- Task directions -
Copy the records below exactly, leaving out every picture.
╭─ Records provided
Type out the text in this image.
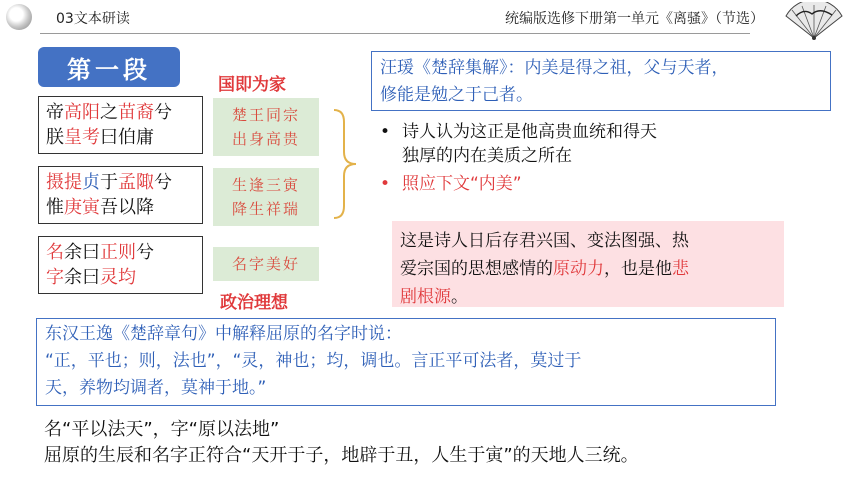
03文本研读	统编版选修下册第一单元《离骚》（节选）
第一段
国即为家
政治理想
帝高阳之苗裔兮
朕皇考曰伯庸
摄提贞于孟陬兮
惟庚寅吾以降
名余曰正则兮
字余曰灵均
楚王同宗
出身高贵
生逢三寅
降生祥瑞
名字美好
汪瑗《楚辞集解》：内美是得之祖，父与天者，
修能是勉之于己者。
• 诗人认为这正是他高贵血统和得天
独厚的内在美质之所在
• 照应下文“内美”
这是诗人日后存君兴国、变法图强、热
爱宗国的思想感情的原动力，也是他悲
剧根源。
东汉王逸《楚辞章句》中解释屈原的名字时说：
“正，平也；则，法也”，“灵，神也；均，调也。言正平可法者，莫过于
天，养物均调者，莫神于地。”
名“平以法天”，字“原以法地”
屈原的生辰和名字正符合“天开于子，地辟于丑，人生于寅”的天地人三统。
╰─
- Finished answer -
Type out the text in this image.
03文本研读	统编版选修下册第一单元《离骚》（节选）
第一段
国即为家
政治理想
帝高阳之苗裔兮
朕皇考曰伯庸
摄提贞于孟陬兮
惟庚寅吾以降
名余曰正则兮
字余曰灵均
楚王同宗
出身高贵
生逢三寅
降生祥瑞
名字美好
汪瑗《楚辞集解》：内美是得之祖，父与天者，
修能是勉之于己者。
• 诗人认为这正是他高贵血统和得天
独厚的内在美质之所在
• 照应下文“内美”
这是诗人日后存君兴国、变法图强、热
爱宗国的思想感情的原动力，也是他悲
剧根源。
东汉王逸《楚辞章句》中解释屈原的名字时说：
“正，平也；则，法也”，“灵，神也；均，调也。言正平可法者，莫过于
天，养物均调者，莫神于地。”
名“平以法天”，字“原以法地”
屈原的生辰和名字正符合“天开于子，地辟于丑，人生于寅”的天地人三统。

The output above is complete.